[Stored dataset items]
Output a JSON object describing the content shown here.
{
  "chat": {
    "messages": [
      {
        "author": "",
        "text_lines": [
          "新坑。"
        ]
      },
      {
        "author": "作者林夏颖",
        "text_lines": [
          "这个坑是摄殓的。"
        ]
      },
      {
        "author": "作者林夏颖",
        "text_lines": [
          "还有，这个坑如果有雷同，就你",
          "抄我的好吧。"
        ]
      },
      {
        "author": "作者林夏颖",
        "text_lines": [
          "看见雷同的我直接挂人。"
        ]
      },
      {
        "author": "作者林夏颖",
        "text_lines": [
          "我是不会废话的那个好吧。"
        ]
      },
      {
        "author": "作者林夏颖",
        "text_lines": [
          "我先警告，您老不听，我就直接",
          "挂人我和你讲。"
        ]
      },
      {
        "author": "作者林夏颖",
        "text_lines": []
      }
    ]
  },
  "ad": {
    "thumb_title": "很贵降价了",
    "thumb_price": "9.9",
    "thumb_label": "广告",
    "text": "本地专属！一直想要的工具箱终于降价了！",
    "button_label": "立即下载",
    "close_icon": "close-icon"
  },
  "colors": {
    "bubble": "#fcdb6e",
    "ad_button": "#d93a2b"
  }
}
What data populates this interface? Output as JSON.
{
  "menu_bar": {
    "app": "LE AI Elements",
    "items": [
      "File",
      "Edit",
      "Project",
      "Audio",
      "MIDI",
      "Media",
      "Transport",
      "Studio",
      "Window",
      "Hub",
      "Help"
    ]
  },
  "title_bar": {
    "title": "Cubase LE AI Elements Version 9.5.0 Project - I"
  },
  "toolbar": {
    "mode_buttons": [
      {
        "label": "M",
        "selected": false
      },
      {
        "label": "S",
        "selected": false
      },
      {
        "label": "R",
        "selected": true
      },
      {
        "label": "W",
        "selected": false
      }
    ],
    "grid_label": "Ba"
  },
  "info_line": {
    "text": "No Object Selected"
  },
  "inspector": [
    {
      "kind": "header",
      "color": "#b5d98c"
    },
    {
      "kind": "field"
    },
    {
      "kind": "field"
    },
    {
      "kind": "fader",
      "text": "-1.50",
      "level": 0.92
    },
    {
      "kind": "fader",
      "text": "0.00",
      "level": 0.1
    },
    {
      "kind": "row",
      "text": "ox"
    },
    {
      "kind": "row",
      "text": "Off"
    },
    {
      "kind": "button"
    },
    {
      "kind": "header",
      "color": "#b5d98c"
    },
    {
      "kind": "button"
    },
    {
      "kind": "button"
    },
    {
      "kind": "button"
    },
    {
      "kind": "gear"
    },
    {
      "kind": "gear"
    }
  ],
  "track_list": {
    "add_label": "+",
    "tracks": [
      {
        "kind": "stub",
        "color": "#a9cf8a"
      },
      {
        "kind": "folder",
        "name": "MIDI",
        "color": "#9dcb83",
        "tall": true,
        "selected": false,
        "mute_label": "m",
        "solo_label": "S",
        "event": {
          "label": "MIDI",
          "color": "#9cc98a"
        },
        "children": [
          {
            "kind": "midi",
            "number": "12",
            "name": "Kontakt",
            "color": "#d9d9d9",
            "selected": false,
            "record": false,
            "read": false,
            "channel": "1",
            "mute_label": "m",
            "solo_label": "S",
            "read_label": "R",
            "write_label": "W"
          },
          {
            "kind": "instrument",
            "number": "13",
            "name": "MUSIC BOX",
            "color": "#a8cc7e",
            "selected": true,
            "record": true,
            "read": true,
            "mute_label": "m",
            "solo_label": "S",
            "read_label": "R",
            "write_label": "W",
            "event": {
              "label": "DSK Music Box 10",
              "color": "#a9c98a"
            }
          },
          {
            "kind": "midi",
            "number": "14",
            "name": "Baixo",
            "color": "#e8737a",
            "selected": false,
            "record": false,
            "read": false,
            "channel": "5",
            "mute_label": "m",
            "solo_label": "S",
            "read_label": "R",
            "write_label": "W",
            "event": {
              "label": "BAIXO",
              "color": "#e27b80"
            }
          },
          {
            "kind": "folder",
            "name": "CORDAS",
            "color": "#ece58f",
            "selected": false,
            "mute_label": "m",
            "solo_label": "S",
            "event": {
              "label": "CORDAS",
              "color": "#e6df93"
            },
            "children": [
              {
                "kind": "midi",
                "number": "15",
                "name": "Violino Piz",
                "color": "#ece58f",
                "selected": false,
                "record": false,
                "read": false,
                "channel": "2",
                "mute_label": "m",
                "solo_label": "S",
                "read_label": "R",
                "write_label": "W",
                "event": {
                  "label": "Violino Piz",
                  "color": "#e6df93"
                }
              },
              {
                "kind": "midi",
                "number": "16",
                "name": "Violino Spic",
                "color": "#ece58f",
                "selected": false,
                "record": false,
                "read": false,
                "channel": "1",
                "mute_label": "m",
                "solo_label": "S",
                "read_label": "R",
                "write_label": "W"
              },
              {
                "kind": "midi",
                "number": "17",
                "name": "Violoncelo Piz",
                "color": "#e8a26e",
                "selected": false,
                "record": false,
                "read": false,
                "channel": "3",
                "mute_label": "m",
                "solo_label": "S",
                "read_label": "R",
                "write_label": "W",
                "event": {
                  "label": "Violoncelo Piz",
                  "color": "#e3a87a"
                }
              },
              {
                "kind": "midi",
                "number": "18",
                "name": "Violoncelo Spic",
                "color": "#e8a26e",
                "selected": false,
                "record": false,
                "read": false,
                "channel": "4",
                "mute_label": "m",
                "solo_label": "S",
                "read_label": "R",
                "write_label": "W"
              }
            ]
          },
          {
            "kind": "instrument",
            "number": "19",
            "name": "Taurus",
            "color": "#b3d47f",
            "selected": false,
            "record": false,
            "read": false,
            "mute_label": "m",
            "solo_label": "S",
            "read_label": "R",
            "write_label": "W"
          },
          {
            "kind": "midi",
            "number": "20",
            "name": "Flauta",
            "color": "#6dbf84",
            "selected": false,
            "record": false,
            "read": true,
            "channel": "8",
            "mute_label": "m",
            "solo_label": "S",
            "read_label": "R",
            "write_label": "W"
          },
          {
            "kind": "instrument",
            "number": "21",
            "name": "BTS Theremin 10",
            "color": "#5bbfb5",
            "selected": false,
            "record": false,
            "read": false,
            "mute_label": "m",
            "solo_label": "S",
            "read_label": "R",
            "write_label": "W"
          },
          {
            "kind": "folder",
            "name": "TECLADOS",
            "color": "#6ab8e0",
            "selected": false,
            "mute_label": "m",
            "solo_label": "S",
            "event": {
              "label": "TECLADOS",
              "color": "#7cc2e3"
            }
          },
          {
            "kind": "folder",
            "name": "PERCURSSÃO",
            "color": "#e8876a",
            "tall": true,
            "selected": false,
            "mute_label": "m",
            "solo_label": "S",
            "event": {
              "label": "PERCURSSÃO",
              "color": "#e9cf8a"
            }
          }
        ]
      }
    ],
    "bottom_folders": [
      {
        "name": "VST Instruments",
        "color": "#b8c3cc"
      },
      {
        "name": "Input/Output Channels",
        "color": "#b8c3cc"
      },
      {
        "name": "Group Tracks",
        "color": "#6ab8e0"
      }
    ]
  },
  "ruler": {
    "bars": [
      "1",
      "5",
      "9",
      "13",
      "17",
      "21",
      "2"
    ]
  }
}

### Exercise requirements
Reproduce the material verbatim, line by line.

### Output below
Output a JSON object describing the content shown here.
{
  "chat": {
    "messages": [
      {
        "author": "",
        "text_lines": [
          "新坑。"
        ]
      },
      {
        "author": "作者林夏颖",
        "text_lines": [
          "这个坑是摄殓的。"
        ]
      },
      {
        "author": "作者林夏颖",
        "text_lines": [
          "还有，这个坑如果有雷同，就你",
          "抄我的好吧。"
        ]
      },
      {
        "author": "作者林夏颖",
        "text_lines": [
          "看见雷同的我直接挂人。"
        ]
      },
      {
        "author": "作者林夏颖",
        "text_lines": [
          "我是不会废话的那个好吧。"
        ]
      },
      {
        "author": "作者林夏颖",
        "text_lines": [
          "我先警告，您老不听，我就直接",
          "挂人我和你讲。"
        ]
      },
      {
        "author": "作者林夏颖",
        "text_lines": []
      }
    ]
  },
  "ad": {
    "thumb_title": "很贵降价了",
    "thumb_price": "9.9",
    "thumb_label": "广告",
    "text": "本地专属！一直想要的工具箱终于降价了！",
    "button_label": "立即下载",
    "close_icon": "close-icon"
  },
  "colors": {
    "bubble": "#fcdb6e",
    "ad_button": "#d93a2b"
  }
}
What data populates this interface? Output as JSON.
{
  "menu_bar": {
    "app": "LE AI Elements",
    "items": [
      "File",
      "Edit",
      "Project",
      "Audio",
      "MIDI",
      "Media",
      "Transport",
      "Studio",
      "Window",
      "Hub",
      "Help"
    ]
  },
  "title_bar": {
    "title": "Cubase LE AI Elements Version 9.5.0 Project - I"
  },
  "toolbar": {
    "mode_buttons": [
      {
        "label": "M",
        "selected": false
      },
      {
        "label": "S",
        "selected": false
      },
      {
        "label": "R",
        "selected": true
      },
      {
        "label": "W",
        "selected": false
      }
    ],
    "grid_label": "Ba"
  },
  "info_line": {
    "text": "No Object Selected"
  },
  "inspector": [
    {
      "kind": "header",
      "color": "#b5d98c"
    },
    {
      "kind": "field"
    },
    {
      "kind": "field"
    },
    {
      "kind": "fader",
      "text": "-1.50",
      "level": 0.92
    },
    {
      "kind": "fader",
      "text": "0.00",
      "level": 0.1
    },
    {
      "kind": "row",
      "text": "ox"
    },
    {
      "kind": "row",
      "text": "Off"
    },
    {
      "kind": "button"
    },
    {
      "kind": "header",
      "color": "#b5d98c"
    },
    {
      "kind": "button"
    },
    {
      "kind": "button"
    },
    {
      "kind": "button"
    },
    {
      "kind": "gear"
    },
    {
      "kind": "gear"
    }
  ],
  "track_list": {
    "add_label": "+",
    "tracks": [
      {
        "kind": "stub",
        "color": "#a9cf8a"
      },
      {
        "kind": "folder",
        "name": "MIDI",
        "color": "#9dcb83",
        "tall": true,
        "selected": false,
        "mute_label": "m",
        "solo_label": "S",
        "event": {
          "label": "MIDI",
          "color": "#9cc98a"
        },
        "children": [
          {
            "kind": "midi",
            "number": "12",
            "name": "Kontakt",
            "color": "#d9d9d9",
            "selected": false,
            "record": false,
            "read": false,
            "channel": "1",
            "mute_label": "m",
            "solo_label": "S",
            "read_label": "R",
            "write_label": "W"
          },
          {
            "kind": "instrument",
            "number": "13",
            "name": "MUSIC BOX",
            "color": "#a8cc7e",
            "selected": true,
            "record": true,
            "read": true,
            "mute_label": "m",
            "solo_label": "S",
            "read_label": "R",
            "write_label": "W",
            "event": {
              "label": "DSK Music Box 10",
              "color": "#a9c98a"
            }
          },
          {
            "kind": "midi",
            "number": "14",
            "name": "Baixo",
            "color": "#e8737a",
            "selected": false,
            "record": false,
            "read": false,
            "channel": "5",
            "mute_label": "m",
            "solo_label": "S",
            "read_label": "R",
            "write_label": "W",
            "event": {
              "label": "BAIXO",
              "color": "#e27b80"
            }
          },
          {
            "kind": "folder",
            "name": "CORDAS",
            "color": "#ece58f",
            "selected": false,
            "mute_label": "m",
            "solo_label": "S",
            "event": {
              "label": "CORDAS",
              "color": "#e6df93"
            },
            "children": [
              {
                "kind": "midi",
                "number": "15",
                "name": "Violino Piz",
                "color": "#ece58f",
                "selected": false,
                "record": false,
                "read": false,
                "channel": "2",
                "mute_label": "m",
                "solo_label": "S",
                "read_label": "R",
                "write_label": "W",
                "event": {
                  "label": "Violino Piz",
                  "color": "#e6df93"
                }
              },
              {
                "kind": "midi",
                "number": "16",
                "name": "Violino Spic",
                "color": "#ece58f",
                "selected": false,
                "record": false,
                "read": false,
                "channel": "1",
                "mute_label": "m",
                "solo_label": "S",
                "read_label": "R",
                "write_label": "W"
              },
              {
                "kind": "midi",
                "number": "17",
                "name": "Violoncelo Piz",
                "color": "#e8a26e",
                "selected": false,
                "record": false,
                "read": false,
                "channel": "3",
                "mute_label": "m",
                "solo_label": "S",
                "read_label": "R",
                "write_label": "W",
                "event": {
                  "label": "Violoncelo Piz",
                  "color": "#e3a87a"
                }
              },
              {
                "kind": "midi",
                "number": "18",
                "name": "Violoncelo Spic",
                "color": "#e8a26e",
                "selected": false,
                "record": false,
                "read": false,
                "channel": "4",
                "mute_label": "m",
                "solo_label": "S",
                "read_label": "R",
                "write_label": "W"
              }
            ]
          },
          {
            "kind": "instrument",
            "number": "19",
            "name": "Taurus",
            "color": "#b3d47f",
            "selected": false,
            "record": false,
            "read": false,
            "mute_label": "m",
            "solo_label": "S",
            "read_label": "R",
            "write_label": "W"
          },
          {
            "kind": "midi",
            "number": "20",
            "name": "Flauta",
            "color": "#6dbf84",
            "selected": false,
            "record": false,
            "read": true,
            "channel": "8",
            "mute_label": "m",
            "solo_label": "S",
            "read_label": "R",
            "write_label": "W"
          },
          {
            "kind": "instrument",
            "number": "21",
            "name": "BTS Theremin 10",
            "color": "#5bbfb5",
            "selected": false,
            "record": false,
            "read": false,
            "mute_label": "m",
            "solo_label": "S",
            "read_label": "R",
            "write_label": "W"
          },
          {
            "kind": "folder",
            "name": "TECLADOS",
            "color": "#6ab8e0",
            "selected": false,
            "mute_label": "m",
            "solo_label": "S",
            "event": {
              "label": "TECLADOS",
              "color": "#7cc2e3"
            }
          },
          {
            "kind": "folder",
            "name": "PERCURSSÃO",
            "color": "#e8876a",
            "tall": true,
            "selected": false,
            "mute_label": "m",
            "solo_label": "S",
            "event": {
              "label": "PERCURSSÃO",
              "color": "#e9cf8a"
            }
          }
        ]
      }
    ],
    "bottom_folders": [
      {
        "name": "VST Instruments",
        "color": "#b8c3cc"
      },
      {
        "name": "Input/Output Channels",
        "color": "#b8c3cc"
      },
      {
        "name": "Group Tracks",
        "color": "#6ab8e0"
      }
    ]
  },
  "ruler": {
    "bars": [
      "1",
      "5",
      "9",
      "13",
      "17",
      "21",
      "2"
    ]
  }
}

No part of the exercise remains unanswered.